§ **Problem details**
Copy each line of the entries that contains the word "JSON".

------------------------------

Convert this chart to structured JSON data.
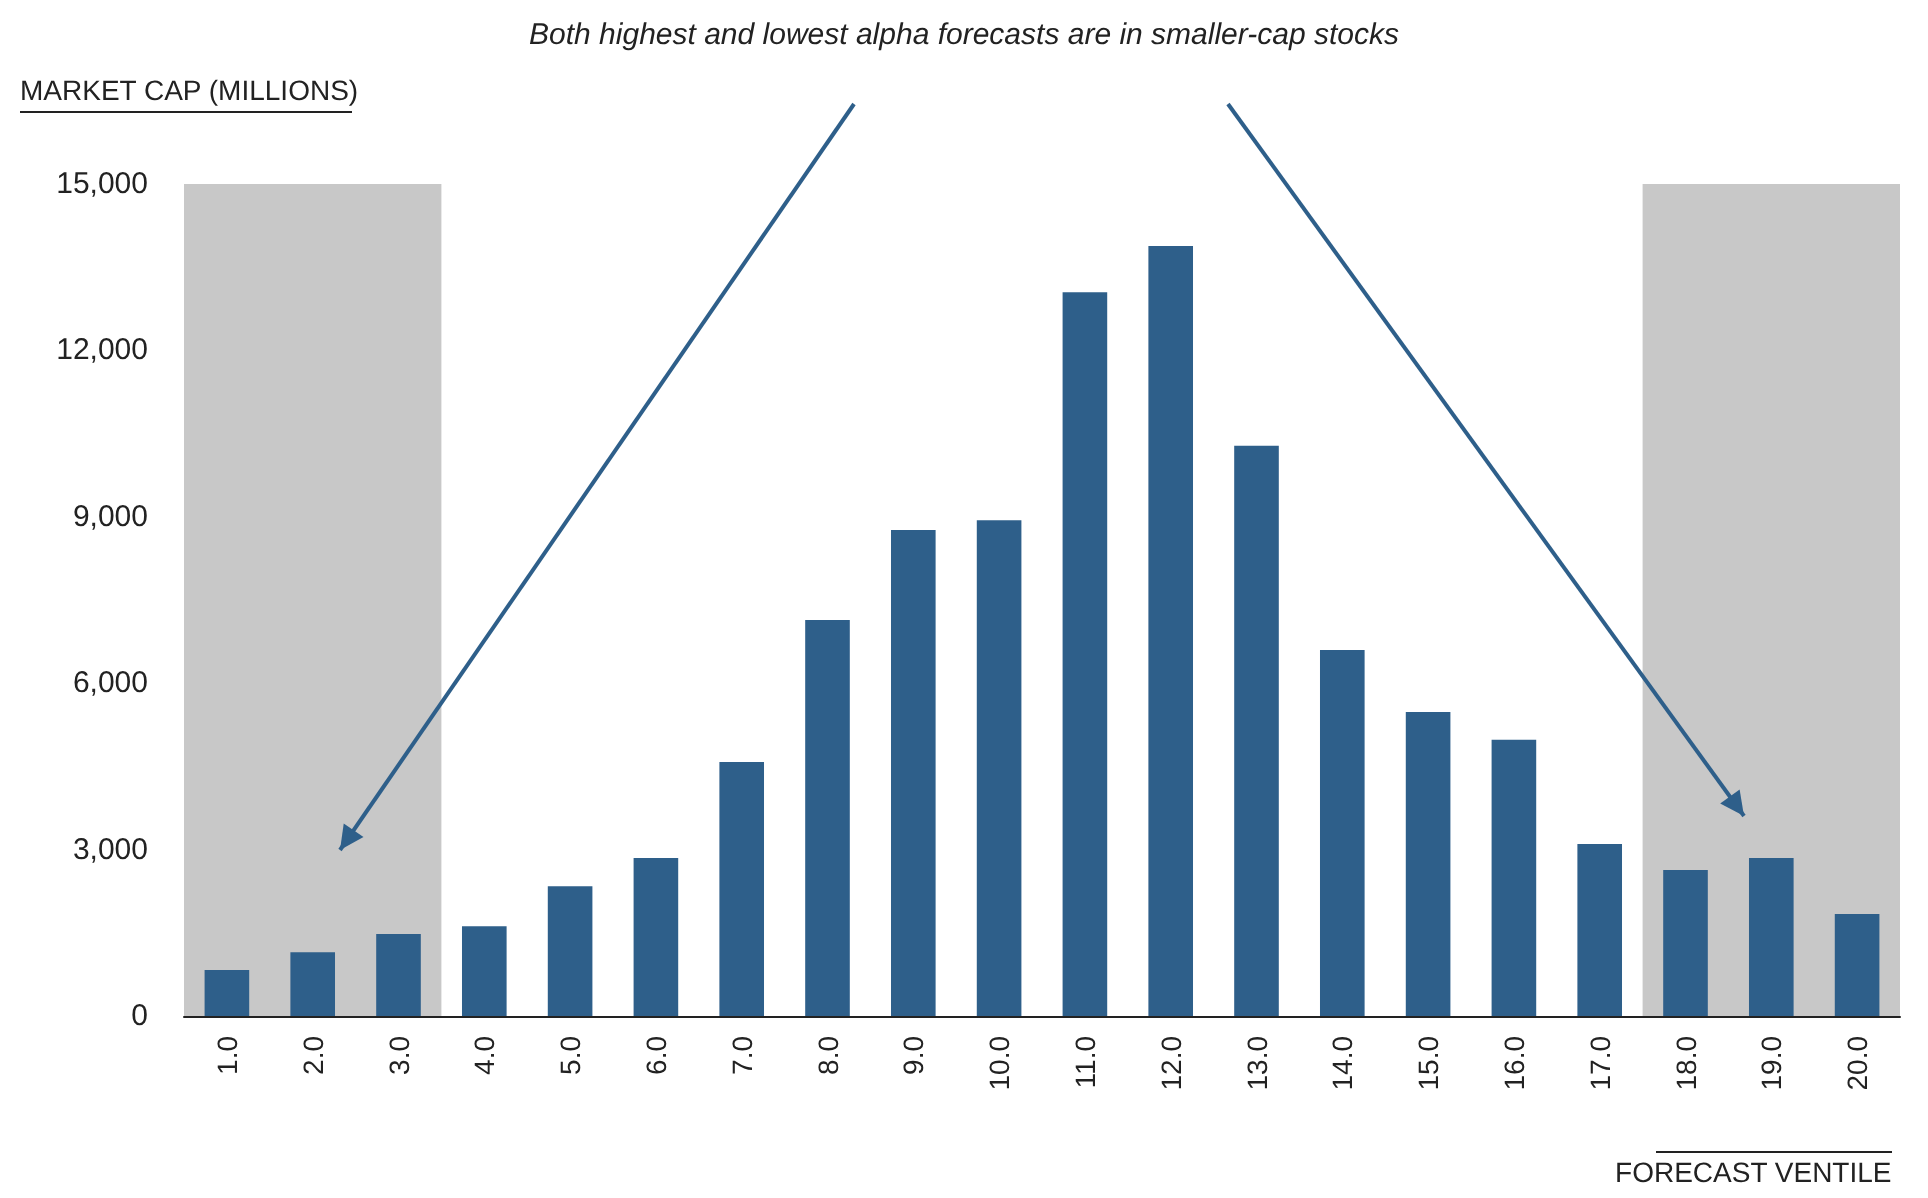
{
  "chart_data": {
    "type": "bar",
    "ylabel": "MARKET CAP (MILLIONS)",
    "xlabel": "FORECAST VENTILE",
    "annotations": [
      "Both highest and lowest alpha forecasts are in smaller-cap stocks"
    ],
    "categories": [
      "1.0",
      "2.0",
      "3.0",
      "4.0",
      "5.0",
      "6.0",
      "7.0",
      "8.0",
      "9.0",
      "10.0",
      "11.0",
      "12.0",
      "13.0",
      "14.0",
      "15.0",
      "16.0",
      "17.0",
      "18.0",
      "19.0",
      "20.0"
    ],
    "values": [
      830,
      1150,
      1480,
      1620,
      2340,
      2850,
      4580,
      7140,
      8760,
      8940,
      13050,
      13880,
      10280,
      6600,
      5480,
      4980,
      3100,
      2630,
      2850,
      1840
    ],
    "color": "#2e5f8a",
    "ylim": [
      0,
      15000
    ],
    "yticks": [
      0,
      {
        "value": 3000,
        "label": "3,000"
      },
      {
        "value": 6000,
        "label": "6,000"
      },
      {
        "value": 9000,
        "label": "9,000"
      },
      {
        "value": 12000,
        "label": "12,000"
      },
      {
        "value": 15000,
        "label": "15,000"
      }
    ],
    "bands": [
      {
        "axis": "x",
        "from": "1.0",
        "to": "3.0",
        "color": "#c8c8c8"
      },
      {
        "axis": "x",
        "from": "18.0",
        "to": "20.0",
        "color": "#c8c8c8"
      }
    ],
    "grid": false
  }
}
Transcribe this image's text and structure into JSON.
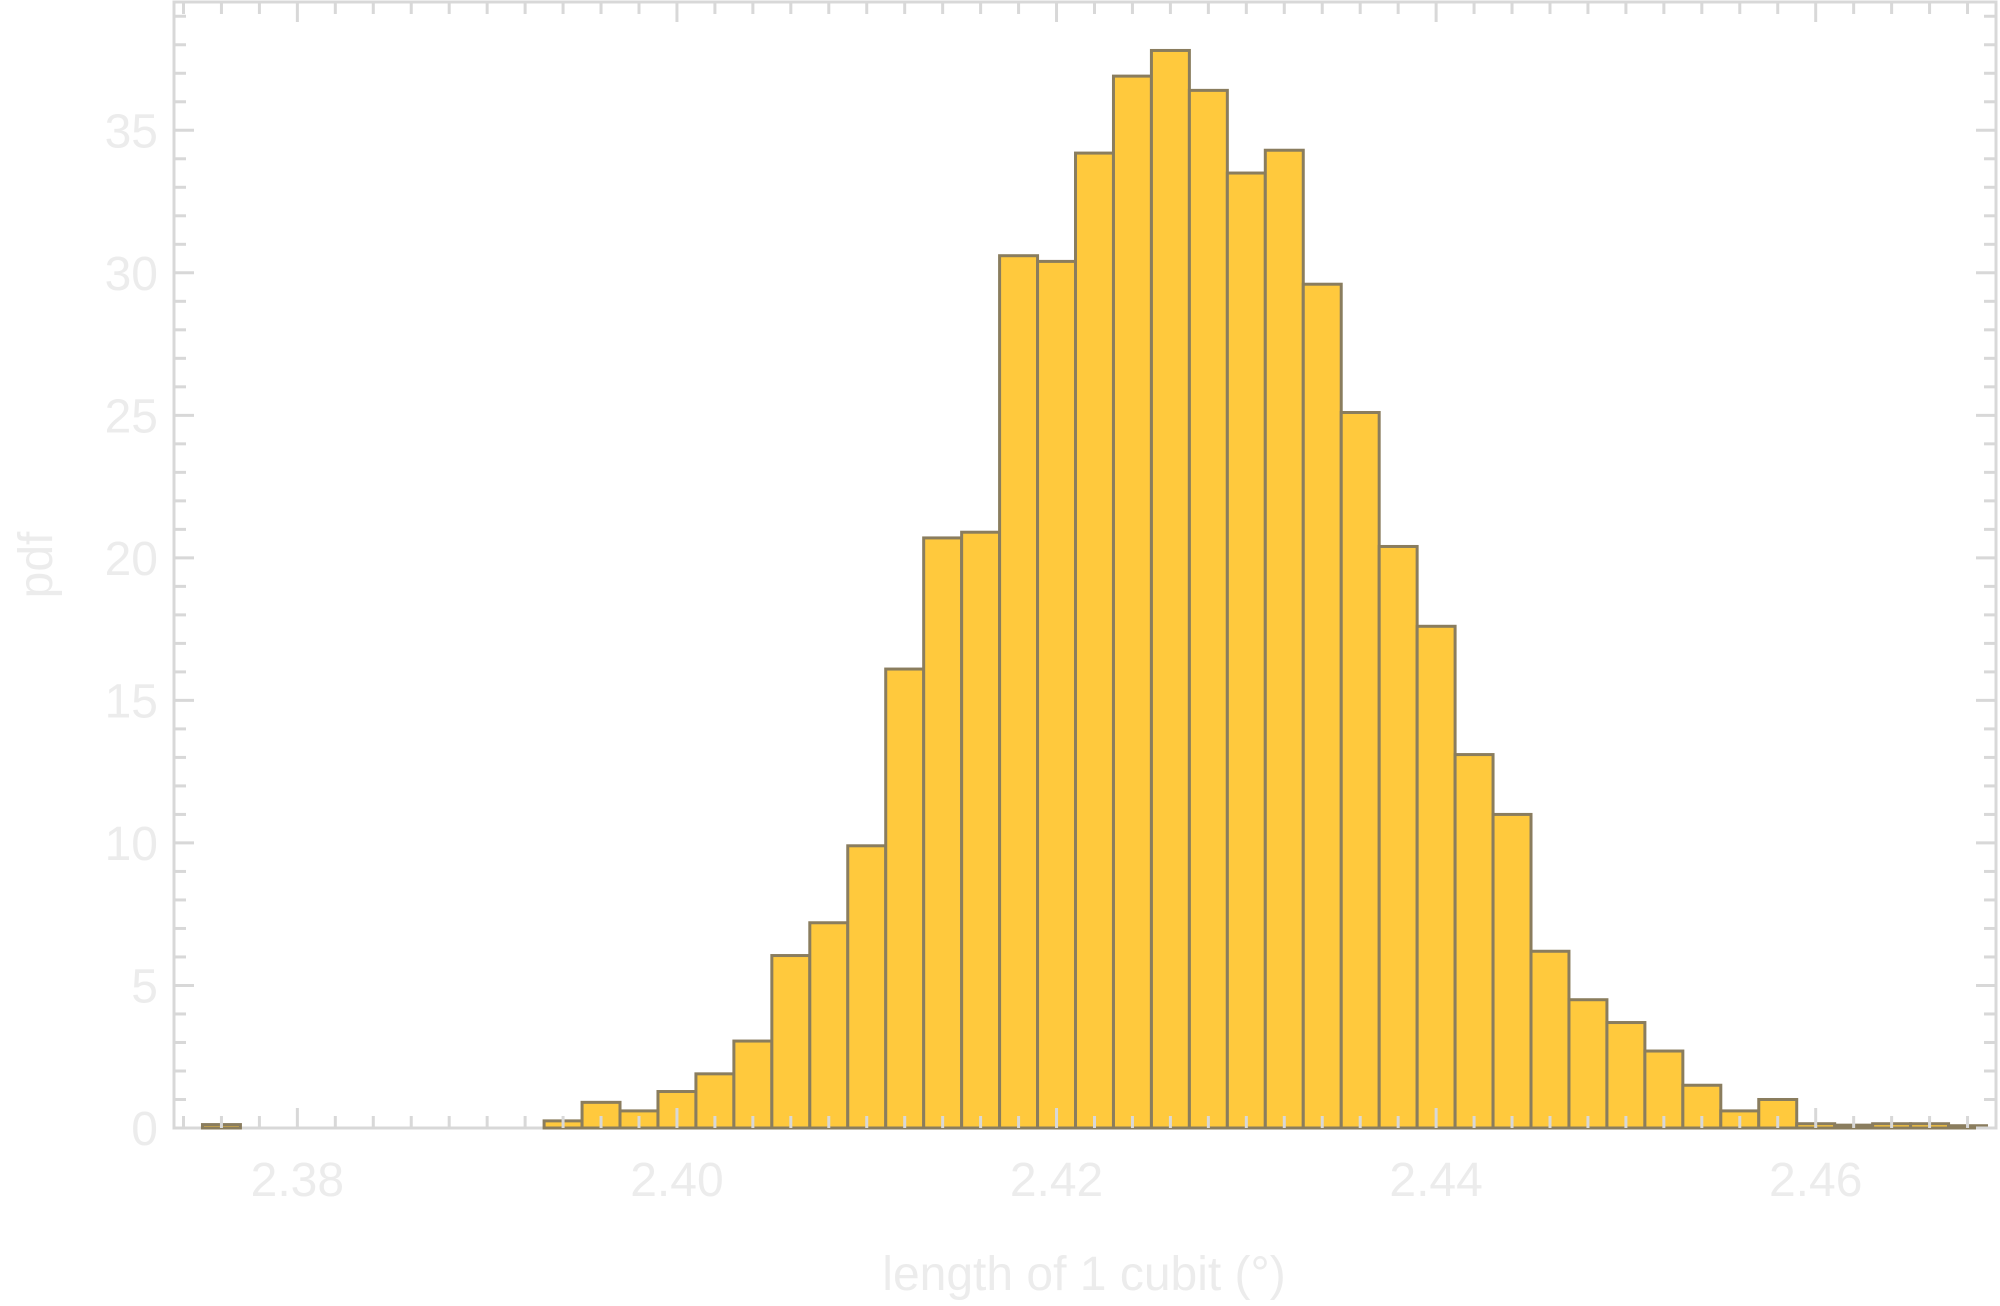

------------------------------

§ **Solution**
Convert this chart to structured JSON data.
Transcribe this image's text and structure into JSON.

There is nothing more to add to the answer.